**Requirement:**
Return a copy of every line in the records that includes the word "values".

**Entries shown:**

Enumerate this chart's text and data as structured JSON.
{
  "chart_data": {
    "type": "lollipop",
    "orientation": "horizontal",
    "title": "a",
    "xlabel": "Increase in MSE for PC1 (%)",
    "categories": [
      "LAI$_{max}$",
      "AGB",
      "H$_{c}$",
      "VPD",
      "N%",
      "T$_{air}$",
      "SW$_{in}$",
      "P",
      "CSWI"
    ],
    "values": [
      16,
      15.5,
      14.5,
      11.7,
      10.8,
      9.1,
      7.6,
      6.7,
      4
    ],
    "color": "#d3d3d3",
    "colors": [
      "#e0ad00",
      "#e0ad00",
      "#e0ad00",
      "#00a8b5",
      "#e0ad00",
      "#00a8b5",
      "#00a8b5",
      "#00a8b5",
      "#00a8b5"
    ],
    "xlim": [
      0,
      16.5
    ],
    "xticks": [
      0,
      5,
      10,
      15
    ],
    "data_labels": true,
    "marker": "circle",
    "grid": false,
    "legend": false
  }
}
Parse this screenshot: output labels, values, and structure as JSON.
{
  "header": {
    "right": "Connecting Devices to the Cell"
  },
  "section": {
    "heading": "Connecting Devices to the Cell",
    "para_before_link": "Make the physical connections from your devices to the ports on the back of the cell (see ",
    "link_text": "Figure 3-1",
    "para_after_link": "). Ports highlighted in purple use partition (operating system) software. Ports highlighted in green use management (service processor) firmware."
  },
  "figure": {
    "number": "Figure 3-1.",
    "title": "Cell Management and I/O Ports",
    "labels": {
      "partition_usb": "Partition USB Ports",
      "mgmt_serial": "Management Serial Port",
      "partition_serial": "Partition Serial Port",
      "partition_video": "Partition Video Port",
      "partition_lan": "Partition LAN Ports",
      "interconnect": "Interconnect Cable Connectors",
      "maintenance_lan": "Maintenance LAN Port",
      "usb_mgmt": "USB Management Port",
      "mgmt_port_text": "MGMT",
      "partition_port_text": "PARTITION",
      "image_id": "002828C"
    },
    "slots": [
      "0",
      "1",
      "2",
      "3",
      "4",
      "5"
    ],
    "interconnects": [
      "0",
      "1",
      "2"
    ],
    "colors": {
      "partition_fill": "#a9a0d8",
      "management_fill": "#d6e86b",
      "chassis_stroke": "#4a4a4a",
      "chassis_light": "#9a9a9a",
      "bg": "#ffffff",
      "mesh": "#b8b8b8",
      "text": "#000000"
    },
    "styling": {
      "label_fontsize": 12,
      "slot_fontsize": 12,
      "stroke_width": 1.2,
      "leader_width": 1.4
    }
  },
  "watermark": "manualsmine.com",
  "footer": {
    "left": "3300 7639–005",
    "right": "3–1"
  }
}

**Answer to this problem:**
    "values": [
Parse this screenshot: output labels, values, and structure as JSON.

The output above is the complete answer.